• **WRITTEN REQUEST**
Without the pictures, repeat the listing character for character.

= = = = =

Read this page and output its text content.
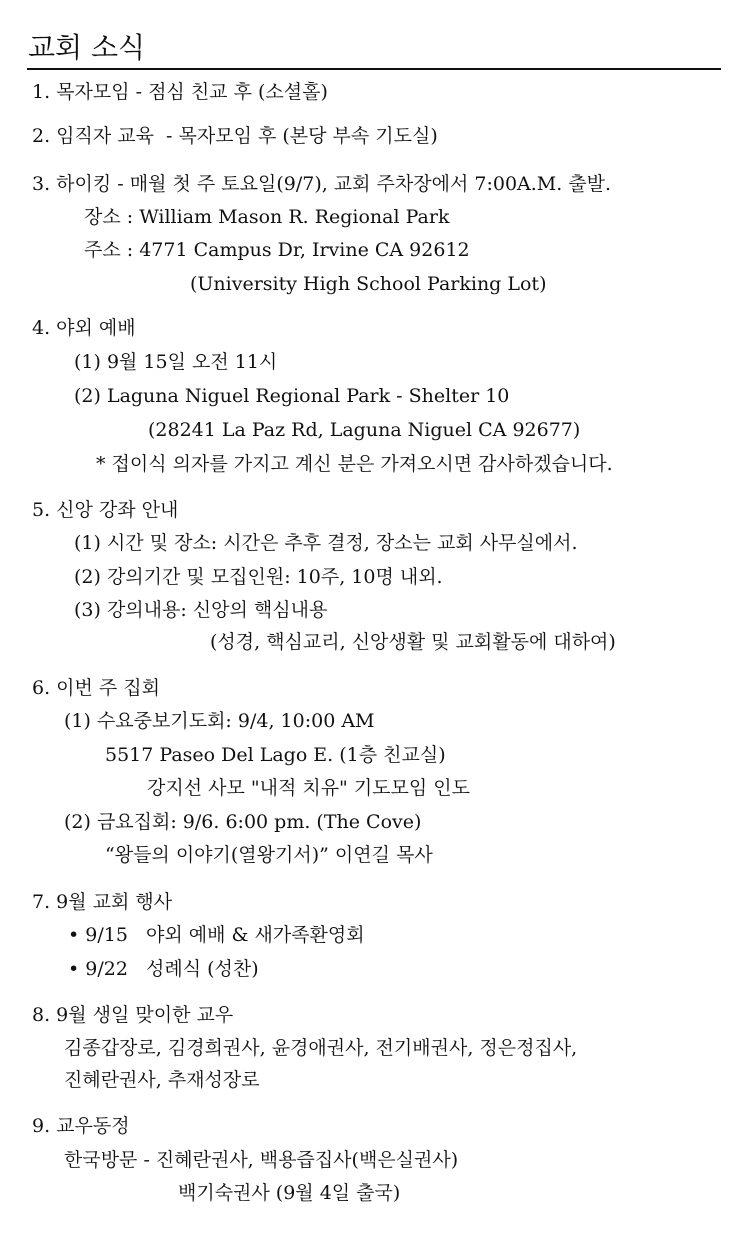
교회 소식
1. 목자모임 - 점심 친교 후 (소셜홀)
2. 임직자 교육  - 목자모임 후 (본당 부속 기도실)
3. 하이킹 - 매월 첫 주 토요일(9/7), 교회 주차장에서 7:00A.M. 출발.
장소 : William Mason R. Regional Park
주소 : 4771 Campus Dr, Irvine CA 92612
(University High School Parking Lot)
4. 야외 예배
(1) 9월 15일 오전 11시
(2) Laguna Niguel Regional Park - Shelter 10
(28241 La Paz Rd, Laguna Niguel CA 92677)
* 접이식 의자를 가지고 계신 분은 가져오시면 감사하겠습니다.
5. 신앙 강좌 안내
(1) 시간 및 장소: 시간은 추후 결정, 장소는 교회 사무실에서.
(2) 강의기간 및 모집인원: 10주, 10명 내외.
(3) 강의내용: 신앙의 핵심내용
(성경, 핵심교리, 신앙생활 및 교회활동에 대하여)
6. 이번 주 집회
(1) 수요중보기도회: 9/4, 10:00 AM
5517 Paseo Del Lago E. (1층 친교실)
강지선 사모 "내적 치유" 기도모임 인도
(2) 금요집회: 9/6. 6:00 pm. (The Cove)
“왕들의 이야기(열왕기서)” 이연길 목사
7. 9월 교회 행사
• 9/15   야외 예배 & 새가족환영회
• 9/22   성례식 (성찬)
8. 9월 생일 맞이한 교우
김종갑장로, 김경희권사, 윤경애권사, 전기배권사, 정은정집사,
진혜란권사, 추재성장로
9. 교우동정
한국방문 - 진혜란권사, 백용즙집사(백은실권사)
백기숙권사 (9월 4일 출국)
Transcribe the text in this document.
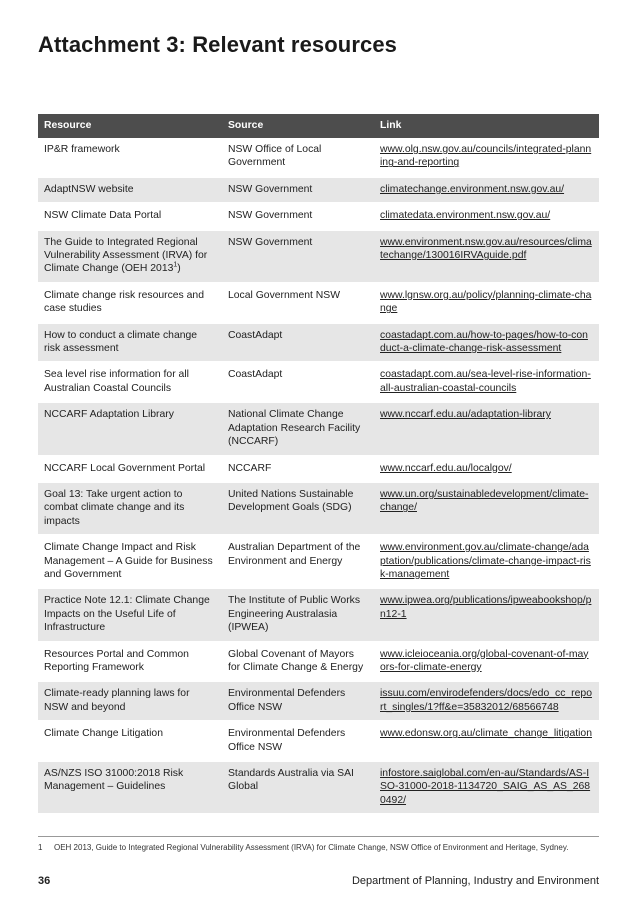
Attachment 3: Relevant resources
Resource	Source	Link
IP&R framework	NSW Office of Local Government	www.olg.nsw.gov.au/councils/integrated-planning-and-reporting
AdaptNSW website	NSW Government	climatechange.environment.nsw.gov.au/
NSW Climate Data Portal	NSW Government	climatedata.environment.nsw.gov.au/
The Guide to Integrated Regional Vulnerability Assessment (IRVA) for Climate Change (OEH 2013$^1$)	NSW Government	www.environment.nsw.gov.au/resources/climatechange/130016IRVAguide.pdf
Climate change risk resources and case studies	Local Government NSW	www.lgnsw.org.au/policy/planning-climate-change
How to conduct a climate change risk assessment	CoastAdapt	coastadapt.com.au/how-to-pages/how-to-conduct-a-climate-change-risk-assessment
Sea level rise information for all Australian Coastal Councils	CoastAdapt	coastadapt.com.au/sea-level-rise-information-all-australian-coastal-councils
NCCARF Adaptation Library	National Climate Change Adaptation Research Facility (NCCARF)	www.nccarf.edu.au/adaptation-library
NCCARF Local Government Portal	NCCARF	www.nccarf.edu.au/localgov/
Goal 13: Take urgent action to combat climate change and its impacts	United Nations Sustainable Development Goals (SDG)	www.un.org/sustainabledevelopment/climate-change/
Climate Change Impact and Risk Management – A Guide for Business and Government	Australian Department of the Environment and Energy	www.environment.gov.au/climate-change/adaptation/publications/climate-change-impact-risk-management
Practice Note 12.1: Climate Change Impacts on the Useful Life of Infrastructure	The Institute of Public Works Engineering Australasia (IPWEA)	www.ipwea.org/publications/ipweabookshop/pn12-1
Resources Portal and Common Reporting Framework	Global Covenant of Mayors for Climate Change & Energy	www.icleioceania.org/global-covenant-of-mayors-for-climate-energy
Climate-ready planning laws for NSW and beyond	Environmental Defenders Office NSW	issuu.com/envirodefenders/docs/edo_cc_report_singles/1?ff&e=35832012/68566748
Climate Change Litigation	Environmental Defenders Office NSW	www.edonsw.org.au/climate_change_litigation
AS/NZS ISO 31000:2018 Risk Management – Guidelines	Standards Australia via SAI Global	infostore.saiglobal.com/en-au/Standards/AS-ISO-31000-2018-1134720_SAIG_AS_AS_2680492/
1 OEH 2013, Guide to Integrated Regional Vulnerability Assessment (IRVA) for Climate Change, NSW Office of Environment and Heritage, Sydney.
36	Department of Planning, Industry and Environment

= = = = =

• **CORRECT RESULT**
Read this page and output its text content.
교회 소식
1. 목자모임 - 점심 친교 후 (소셜홀)
2. 임직자 교육  - 목자모임 후 (본당 부속 기도실)
3. 하이킹 - 매월 첫 주 토요일(9/7), 교회 주차장에서 7:00A.M. 출발.
장소 : William Mason R. Regional Park
주소 : 4771 Campus Dr, Irvine CA 92612
(University High School Parking Lot)
4. 야외 예배
(1) 9월 15일 오전 11시
(2) Laguna Niguel Regional Park - Shelter 10
(28241 La Paz Rd, Laguna Niguel CA 92677)
* 접이식 의자를 가지고 계신 분은 가져오시면 감사하겠습니다.
5. 신앙 강좌 안내
(1) 시간 및 장소: 시간은 추후 결정, 장소는 교회 사무실에서.
(2) 강의기간 및 모집인원: 10주, 10명 내외.
(3) 강의내용: 신앙의 핵심내용
(성경, 핵심교리, 신앙생활 및 교회활동에 대하여)
6. 이번 주 집회
(1) 수요중보기도회: 9/4, 10:00 AM
5517 Paseo Del Lago E. (1층 친교실)
강지선 사모 "내적 치유" 기도모임 인도
(2) 금요집회: 9/6. 6:00 pm. (The Cove)
“왕들의 이야기(열왕기서)” 이연길 목사
7. 9월 교회 행사
• 9/15   야외 예배 & 새가족환영회
• 9/22   성례식 (성찬)
8. 9월 생일 맞이한 교우
김종갑장로, 김경희권사, 윤경애권사, 전기배권사, 정은정집사,
진혜란권사, 추재성장로
9. 교우동정
한국방문 - 진혜란권사, 백용즙집사(백은실권사)
백기숙권사 (9월 4일 출국)
Transcribe the text in this document.
Attachment 3: Relevant resources
Resource	Source	Link
IP&R framework	NSW Office of Local Government	www.olg.nsw.gov.au/councils/integrated-planning-and-reporting
AdaptNSW website	NSW Government	climatechange.environment.nsw.gov.au/
NSW Climate Data Portal	NSW Government	climatedata.environment.nsw.gov.au/
The Guide to Integrated Regional Vulnerability Assessment (IRVA) for Climate Change (OEH 2013$^1$)	NSW Government	www.environment.nsw.gov.au/resources/climatechange/130016IRVAguide.pdf
Climate change risk resources and case studies	Local Government NSW	www.lgnsw.org.au/policy/planning-climate-change
How to conduct a climate change risk assessment	CoastAdapt	coastadapt.com.au/how-to-pages/how-to-conduct-a-climate-change-risk-assessment
Sea level rise information for all Australian Coastal Councils	CoastAdapt	coastadapt.com.au/sea-level-rise-information-all-australian-coastal-councils
NCCARF Adaptation Library	National Climate Change Adaptation Research Facility (NCCARF)	www.nccarf.edu.au/adaptation-library
NCCARF Local Government Portal	NCCARF	www.nccarf.edu.au/localgov/
Goal 13: Take urgent action to combat climate change and its impacts	United Nations Sustainable Development Goals (SDG)	www.un.org/sustainabledevelopment/climate-change/
Climate Change Impact and Risk Management – A Guide for Business and Government	Australian Department of the Environment and Energy	www.environment.gov.au/climate-change/adaptation/publications/climate-change-impact-risk-management
Practice Note 12.1: Climate Change Impacts on the Useful Life of Infrastructure	The Institute of Public Works Engineering Australasia (IPWEA)	www.ipwea.org/publications/ipweabookshop/pn12-1
Resources Portal and Common Reporting Framework	Global Covenant of Mayors for Climate Change & Energy	www.icleioceania.org/global-covenant-of-mayors-for-climate-energy
Climate-ready planning laws for NSW and beyond	Environmental Defenders Office NSW	issuu.com/envirodefenders/docs/edo_cc_report_singles/1?ff&e=35832012/68566748
Climate Change Litigation	Environmental Defenders Office NSW	www.edonsw.org.au/climate_change_litigation
AS/NZS ISO 31000:2018 Risk Management – Guidelines	Standards Australia via SAI Global	infostore.saiglobal.com/en-au/Standards/AS-ISO-31000-2018-1134720_SAIG_AS_AS_2680492/
1 OEH 2013, Guide to Integrated Regional Vulnerability Assessment (IRVA) for Climate Change, NSW Office of Environment and Heritage, Sydney.
36	Department of Planning, Industry and Environment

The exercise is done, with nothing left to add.